Pictures aside, quote the whole listing exactly.

A run of records:
* * * *

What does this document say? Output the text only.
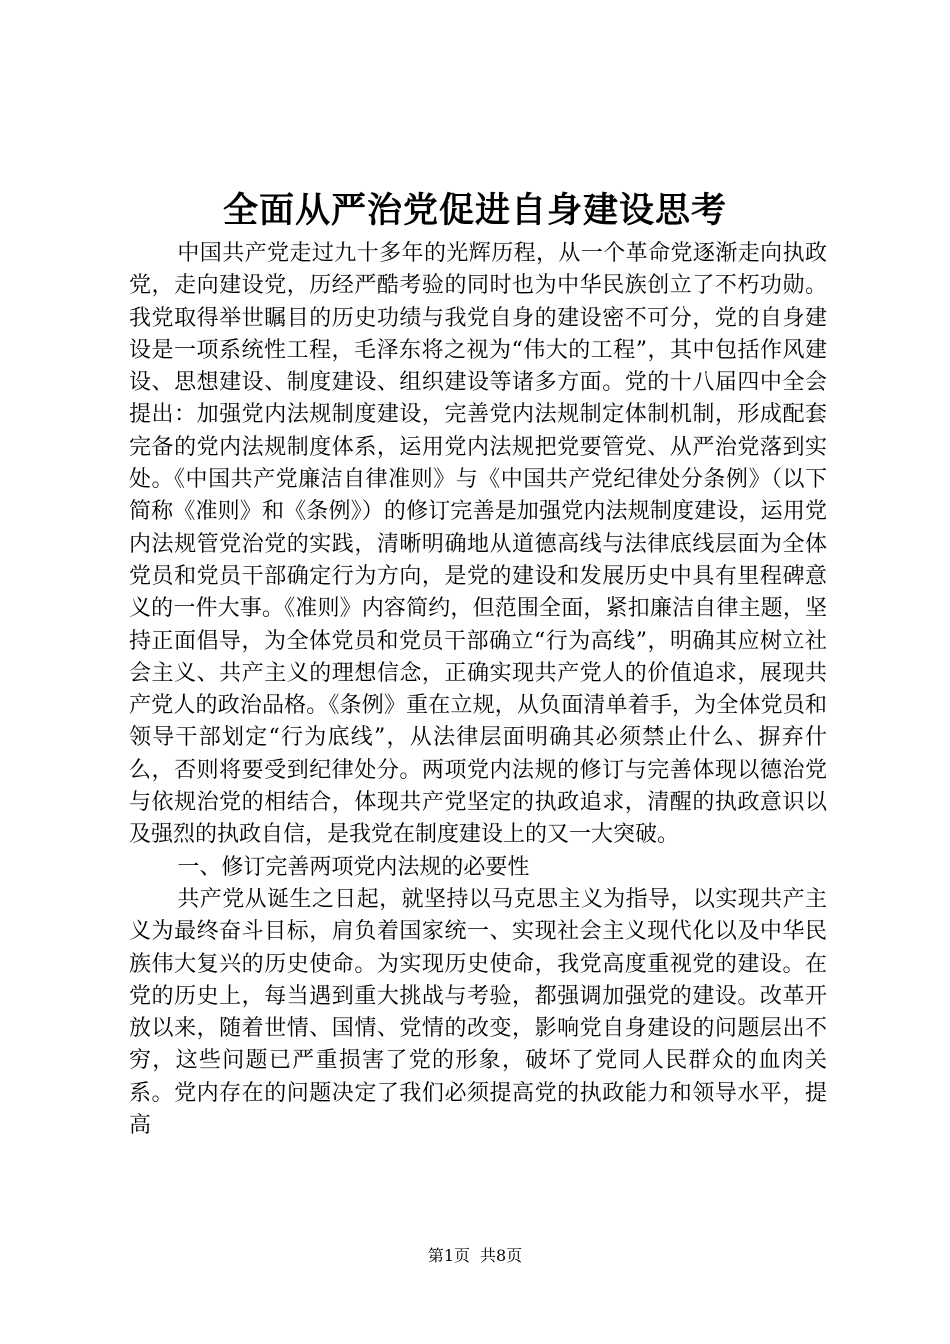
全面从严治党促进自身建设思考

中国共产党走过九十多年的光辉历程，从一个革命党逐渐走向执政党，走向建设党，历经严酷考验的同时也为中华民族创立了不朽功勋。我党取得举世瞩目的历史功绩与我党自身的建设密不可分，党的自身建设是一项系统性工程，毛泽东将之视为“伟大的工程”，其中包括作风建设、思想建设、制度建设、组织建设等诸多方面。党的十八届四中全会提出：加强党内法规制度建设，完善党内法规制定体制机制，形成配套完备的党内法规制度体系，运用党内法规把党要管党、从严治党落到实处。《中国共产党廉洁自律准则》与《中国共产党纪律处分条例》（以下简称《准则》和《条例》）的修订完善是加强党内法规制度建设，运用党内法规管党治党的实践，清晰明确地从道德高线与法律底线层面为全体党员和党员干部确定行为方向，是党的建设和发展历史中具有里程碑意义的一件大事。《准则》内容简约，但范围全面，紧扣廉洁自律主题，坚持正面倡导，为全体党员和党员干部确立“行为高线”，明确其应树立社会主义、共产主义的理想信念，正确实现共产党人的价值追求，展现共产党人的政治品格。《条例》重在立规，从负面清单着手，为全体党员和领导干部划定“行为底线”，从法律层面明确其必须禁止什么、摒弃什么，否则将要受到纪律处分。两项党内法规的修订与完善体现以德治党与依规治党的相结合，体现共产党坚定的执政追求，清醒的执政意识以及强烈的执政自信，是我党在制度建设上的又一大突破。

一、修订完善两项党内法规的必要性

共产党从诞生之日起，就坚持以马克思主义为指导，以实现共产主义为最终奋斗目标，肩负着国家统一、实现社会主义现代化以及中华民族伟大复兴的历史使命。为实现历史使命，我党高度重视党的建设。在党的历史上，每当遇到重大挑战与考验，都强调加强党的建设。改革开放以来，随着世情、国情、党情的改变，影响党自身建设的问题层出不穷，这些问题已严重损害了党的形象，破坏了党同人民群众的血肉关系。党内存在的问题决定了我们必须提高党的执政能力和领导水平，提高

第1页 共8页
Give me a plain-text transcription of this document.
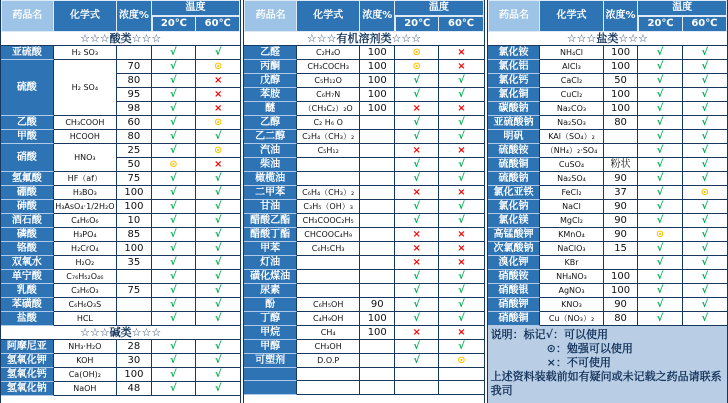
药品名	化学式	浓度%	温度	
			20℃	60℃
☆☆☆酸类☆☆☆				
亚硫酸	H₂ SO₃		√	√
硫酸	H₂ SO₄	70	√	⊙
		80	√	×
		95	√	×
		98	√	×
乙酸	CH₃COOH	60	√	⊙
甲酸	HCOOH	80	√	√
硝酸	HNO₃	25	√	⊙
		50	⊙	×
氢氟酸	HF（af）	75	√	√
硼酸	H₃BO₃	100	√	√
砷酸	H₃AsO₄·1/2H₂O	100	√	√
酒石酸	C₄H₆O₆	10	√	√
磷酸	H₃PO₄	85	√	√
铬酸	H₂CrO₄	100	√	√
双氧水	H₂O₂	35	√	√
单宁酸	C₇₆H₅₂O₄₆		√	√
乳酸	C₃H₆O₃	75	√	√
苯磺酸	C₆H₆O₃S		√	√
盐酸	HCL		√	√
☆☆☆碱类☆☆☆				
阿摩尼亚	NH₃·H₂O	28	√	√
氢氧化钾	KOH	30	√	√
氢氧化钙	Ca(OH)₂	100	√	√
氢氧化钠	NaOH	48	√	√
药品名	化学式	浓度%	温度	
			20℃	60℃
☆☆☆有机溶剂类☆☆☆				
乙醛	C₂H₄O	100	⊙	×
丙酮	CH₃COCH₃	100	⊙	×
戊醇	C₅H₁₂O	100	√	√
苯胺	C₆H₇N	100	√	√
醚	（CH₃C₂）₂O	100	×	×
乙醇	C₂ H₆ O		√	√
乙二醇	C₂H₄（CH₃）₂		√	√
汽油	C₅H₁₂		×	×
柴油			√	√
橄榄油			√	√
二甲苯	C₆H₄（CH₃）₂		×	×
甘油	C₃H₅（OH）₃		√	√
醋酸乙酯	CH₃COOC₂H₅		√	√
醋酸丁酯	CHCOOC₄H₉		×	×
甲苯	C₆H₅CH₃		×	×
灯油			×	×
磺化煤油			√	√
尿素			√	√
酚	C₆H₅OH	90	√	√
丁醇	C₄H₉OH	100	√	√
甲烷	CH₄	100	×	×
甲醇	CH₃OH		√	√
可塑剂	D.O.P		√	⊙

药品名	化学式	浓度%	温度	
			20℃	60℃
☆☆☆盐类☆☆☆				
氯化铵	NH₄Cl	100	√	√
氯化铝	AlCl₃	100	√	√
氯化钙	CaCl₂	50	√	√
氯化铜	CuCl₂	100	√	√
碳酸钠	Na₂CO₃	100	√	√
亚硫酸钠	Na₂SO₃	80	√	√
明矾	KAl（SO₄）₂		√	√
硫酸铵	（NH₄）₂·SO₄		√	√
硫酸铜	CuSO₄	粉状	√	√
硫酸钠	Na₂SO₄	90	√	√
氯化亚铁	FeCl₂	37	√	⊙
氯化钠	NaCl	90	√	√
氯化镁	MgCl₂	90	√	√
高锰酸钾	KMnO₄	90	⊙	√
次氯酸钠	NaClO₃	15	√	√
溴化钾	KBr		√	√
硝酸铵	NH₄NO₃	100	√	√
硝酸银	AgNO₃	100	√	√
硝酸钾	KNO₃	90	√	√
硝酸铜	Cu（NO₃）₂	80	√	√
说明：标记√：可以使用
⊙：勉强可以使用
×：不可使用
上述资料装载前如有疑问或未记载之药品请联系我司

* * * *

■ EXERCISE RESPONSE ■
What does this document say? Output the text only.
全面从严治党促进自身建设思考

中国共产党走过九十多年的光辉历程，从一个革命党逐渐走向执政党，走向建设党，历经严酷考验的同时也为中华民族创立了不朽功勋。我党取得举世瞩目的历史功绩与我党自身的建设密不可分，党的自身建设是一项系统性工程，毛泽东将之视为“伟大的工程”，其中包括作风建设、思想建设、制度建设、组织建设等诸多方面。党的十八届四中全会提出：加强党内法规制度建设，完善党内法规制定体制机制，形成配套完备的党内法规制度体系，运用党内法规把党要管党、从严治党落到实处。《中国共产党廉洁自律准则》与《中国共产党纪律处分条例》（以下简称《准则》和《条例》）的修订完善是加强党内法规制度建设，运用党内法规管党治党的实践，清晰明确地从道德高线与法律底线层面为全体党员和党员干部确定行为方向，是党的建设和发展历史中具有里程碑意义的一件大事。《准则》内容简约，但范围全面，紧扣廉洁自律主题，坚持正面倡导，为全体党员和党员干部确立“行为高线”，明确其应树立社会主义、共产主义的理想信念，正确实现共产党人的价值追求，展现共产党人的政治品格。《条例》重在立规，从负面清单着手，为全体党员和领导干部划定“行为底线”，从法律层面明确其必须禁止什么、摒弃什么，否则将要受到纪律处分。两项党内法规的修订与完善体现以德治党与依规治党的相结合，体现共产党坚定的执政追求，清醒的执政意识以及强烈的执政自信，是我党在制度建设上的又一大突破。

一、修订完善两项党内法规的必要性

共产党从诞生之日起，就坚持以马克思主义为指导，以实现共产主义为最终奋斗目标，肩负着国家统一、实现社会主义现代化以及中华民族伟大复兴的历史使命。为实现历史使命，我党高度重视党的建设。在党的历史上，每当遇到重大挑战与考验，都强调加强党的建设。改革开放以来，随着世情、国情、党情的改变，影响党自身建设的问题层出不穷，这些问题已严重损害了党的形象，破坏了党同人民群众的血肉关系。党内存在的问题决定了我们必须提高党的执政能力和领导水平，提高

第1页 共8页
Give me a plain-text transcription of this document.
药品名	化学式	浓度%	温度	
			20℃	60℃
☆☆☆酸类☆☆☆				
亚硫酸	H₂ SO₃		√	√
硫酸	H₂ SO₄	70	√	⊙
		80	√	×
		95	√	×
		98	√	×
乙酸	CH₃COOH	60	√	⊙
甲酸	HCOOH	80	√	√
硝酸	HNO₃	25	√	⊙
		50	⊙	×
氢氟酸	HF（af）	75	√	√
硼酸	H₃BO₃	100	√	√
砷酸	H₃AsO₄·1/2H₂O	100	√	√
酒石酸	C₄H₆O₆	10	√	√
磷酸	H₃PO₄	85	√	√
铬酸	H₂CrO₄	100	√	√
双氧水	H₂O₂	35	√	√
单宁酸	C₇₆H₅₂O₄₆		√	√
乳酸	C₃H₆O₃	75	√	√
苯磺酸	C₆H₆O₃S		√	√
盐酸	HCL		√	√
☆☆☆碱类☆☆☆				
阿摩尼亚	NH₃·H₂O	28	√	√
氢氧化钾	KOH	30	√	√
氢氧化钙	Ca(OH)₂	100	√	√
氢氧化钠	NaOH	48	√	√
药品名	化学式	浓度%	温度	
			20℃	60℃
☆☆☆有机溶剂类☆☆☆				
乙醛	C₂H₄O	100	⊙	×
丙酮	CH₃COCH₃	100	⊙	×
戊醇	C₅H₁₂O	100	√	√
苯胺	C₆H₇N	100	√	√
醚	（CH₃C₂）₂O	100	×	×
乙醇	C₂ H₆ O		√	√
乙二醇	C₂H₄（CH₃）₂		√	√
汽油	C₅H₁₂		×	×
柴油			√	√
橄榄油			√	√
二甲苯	C₆H₄（CH₃）₂		×	×
甘油	C₃H₅（OH）₃		√	√
醋酸乙酯	CH₃COOC₂H₅		√	√
醋酸丁酯	CHCOOC₄H₉		×	×
甲苯	C₆H₅CH₃		×	×
灯油			×	×
磺化煤油			√	√
尿素			√	√
酚	C₆H₅OH	90	√	√
丁醇	C₄H₉OH	100	√	√
甲烷	CH₄	100	×	×
甲醇	CH₃OH		√	√
可塑剂	D.O.P		√	⊙

药品名	化学式	浓度%	温度	
			20℃	60℃
☆☆☆盐类☆☆☆				
氯化铵	NH₄Cl	100	√	√
氯化铝	AlCl₃	100	√	√
氯化钙	CaCl₂	50	√	√
氯化铜	CuCl₂	100	√	√
碳酸钠	Na₂CO₃	100	√	√
亚硫酸钠	Na₂SO₃	80	√	√
明矾	KAl（SO₄）₂		√	√
硫酸铵	（NH₄）₂·SO₄		√	√
硫酸铜	CuSO₄	粉状	√	√
硫酸钠	Na₂SO₄	90	√	√
氯化亚铁	FeCl₂	37	√	⊙
氯化钠	NaCl	90	√	√
氯化镁	MgCl₂	90	√	√
高锰酸钾	KMnO₄	90	⊙	√
次氯酸钠	NaClO₃	15	√	√
溴化钾	KBr		√	√
硝酸铵	NH₄NO₃	100	√	√
硝酸银	AgNO₃	100	√	√
硝酸钾	KNO₃	90	√	√
硝酸铜	Cu（NO₃）₂	80	√	√
说明：标记√：可以使用
⊙：勉强可以使用
×：不可使用
上述资料装载前如有疑问或未记载之药品请联系我司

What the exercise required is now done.